- **STATED GOAL**:
Can you transcribe every record below exactly as it appears?

—————

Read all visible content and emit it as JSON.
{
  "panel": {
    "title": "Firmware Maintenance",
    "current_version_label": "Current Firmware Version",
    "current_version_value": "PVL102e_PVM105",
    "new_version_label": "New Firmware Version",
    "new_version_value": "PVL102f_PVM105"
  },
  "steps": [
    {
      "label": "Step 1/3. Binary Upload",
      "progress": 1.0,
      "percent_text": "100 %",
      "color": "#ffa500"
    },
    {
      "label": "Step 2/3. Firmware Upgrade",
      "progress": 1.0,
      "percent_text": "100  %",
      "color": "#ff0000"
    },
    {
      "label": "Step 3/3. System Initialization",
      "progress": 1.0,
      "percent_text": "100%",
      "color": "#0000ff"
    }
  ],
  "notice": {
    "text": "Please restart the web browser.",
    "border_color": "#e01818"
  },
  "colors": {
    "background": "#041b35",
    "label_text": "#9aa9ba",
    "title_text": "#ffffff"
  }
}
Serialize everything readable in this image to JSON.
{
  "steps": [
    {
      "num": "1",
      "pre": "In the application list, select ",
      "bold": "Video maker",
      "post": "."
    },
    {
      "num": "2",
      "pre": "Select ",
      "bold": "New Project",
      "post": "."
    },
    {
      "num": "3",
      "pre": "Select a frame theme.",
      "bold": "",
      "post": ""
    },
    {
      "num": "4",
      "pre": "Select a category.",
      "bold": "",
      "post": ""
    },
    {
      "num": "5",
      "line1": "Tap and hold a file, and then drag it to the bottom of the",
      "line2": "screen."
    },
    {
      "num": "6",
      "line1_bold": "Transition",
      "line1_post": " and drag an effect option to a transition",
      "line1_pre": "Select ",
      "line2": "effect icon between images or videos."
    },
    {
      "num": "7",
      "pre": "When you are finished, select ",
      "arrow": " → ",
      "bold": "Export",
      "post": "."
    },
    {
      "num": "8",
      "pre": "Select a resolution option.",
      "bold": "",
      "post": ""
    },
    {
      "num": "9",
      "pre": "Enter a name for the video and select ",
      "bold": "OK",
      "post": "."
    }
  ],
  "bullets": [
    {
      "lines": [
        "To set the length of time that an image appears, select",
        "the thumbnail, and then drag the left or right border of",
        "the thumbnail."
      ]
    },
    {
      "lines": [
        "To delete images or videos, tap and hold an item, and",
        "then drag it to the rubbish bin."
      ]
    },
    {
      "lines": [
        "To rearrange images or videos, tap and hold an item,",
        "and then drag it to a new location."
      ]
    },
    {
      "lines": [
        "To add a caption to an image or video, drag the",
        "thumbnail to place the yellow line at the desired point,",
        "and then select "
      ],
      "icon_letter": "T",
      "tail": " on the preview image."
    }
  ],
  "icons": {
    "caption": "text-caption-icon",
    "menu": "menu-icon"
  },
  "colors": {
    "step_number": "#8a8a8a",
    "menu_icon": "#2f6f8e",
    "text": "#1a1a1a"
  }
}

—————

- **SOLUTION**:
Read all visible content and emit it as JSON.
{
  "panel": {
    "title": "Firmware Maintenance",
    "current_version_label": "Current Firmware Version",
    "current_version_value": "PVL102e_PVM105",
    "new_version_label": "New Firmware Version",
    "new_version_value": "PVL102f_PVM105"
  },
  "steps": [
    {
      "label": "Step 1/3. Binary Upload",
      "progress": 1.0,
      "percent_text": "100 %",
      "color": "#ffa500"
    },
    {
      "label": "Step 2/3. Firmware Upgrade",
      "progress": 1.0,
      "percent_text": "100  %",
      "color": "#ff0000"
    },
    {
      "label": "Step 3/3. System Initialization",
      "progress": 1.0,
      "percent_text": "100%",
      "color": "#0000ff"
    }
  ],
  "notice": {
    "text": "Please restart the web browser.",
    "border_color": "#e01818"
  },
  "colors": {
    "background": "#041b35",
    "label_text": "#9aa9ba",
    "title_text": "#ffffff"
  }
}
Serialize everything readable in this image to JSON.
{
  "steps": [
    {
      "num": "1",
      "pre": "In the application list, select ",
      "bold": "Video maker",
      "post": "."
    },
    {
      "num": "2",
      "pre": "Select ",
      "bold": "New Project",
      "post": "."
    },
    {
      "num": "3",
      "pre": "Select a frame theme.",
      "bold": "",
      "post": ""
    },
    {
      "num": "4",
      "pre": "Select a category.",
      "bold": "",
      "post": ""
    },
    {
      "num": "5",
      "line1": "Tap and hold a file, and then drag it to the bottom of the",
      "line2": "screen."
    },
    {
      "num": "6",
      "line1_bold": "Transition",
      "line1_post": " and drag an effect option to a transition",
      "line1_pre": "Select ",
      "line2": "effect icon between images or videos."
    },
    {
      "num": "7",
      "pre": "When you are finished, select ",
      "arrow": " → ",
      "bold": "Export",
      "post": "."
    },
    {
      "num": "8",
      "pre": "Select a resolution option.",
      "bold": "",
      "post": ""
    },
    {
      "num": "9",
      "pre": "Enter a name for the video and select ",
      "bold": "OK",
      "post": "."
    }
  ],
  "bullets": [
    {
      "lines": [
        "To set the length of time that an image appears, select",
        "the thumbnail, and then drag the left or right border of",
        "the thumbnail."
      ]
    },
    {
      "lines": [
        "To delete images or videos, tap and hold an item, and",
        "then drag it to the rubbish bin."
      ]
    },
    {
      "lines": [
        "To rearrange images or videos, tap and hold an item,",
        "and then drag it to a new location."
      ]
    },
    {
      "lines": [
        "To add a caption to an image or video, drag the",
        "thumbnail to place the yellow line at the desired point,",
        "and then select "
      ],
      "icon_letter": "T",
      "tail": " on the preview image."
    }
  ],
  "icons": {
    "caption": "text-caption-icon",
    "menu": "menu-icon"
  },
  "colors": {
    "step_number": "#8a8a8a",
    "menu_icon": "#2f6f8e",
    "text": "#1a1a1a"
  }
}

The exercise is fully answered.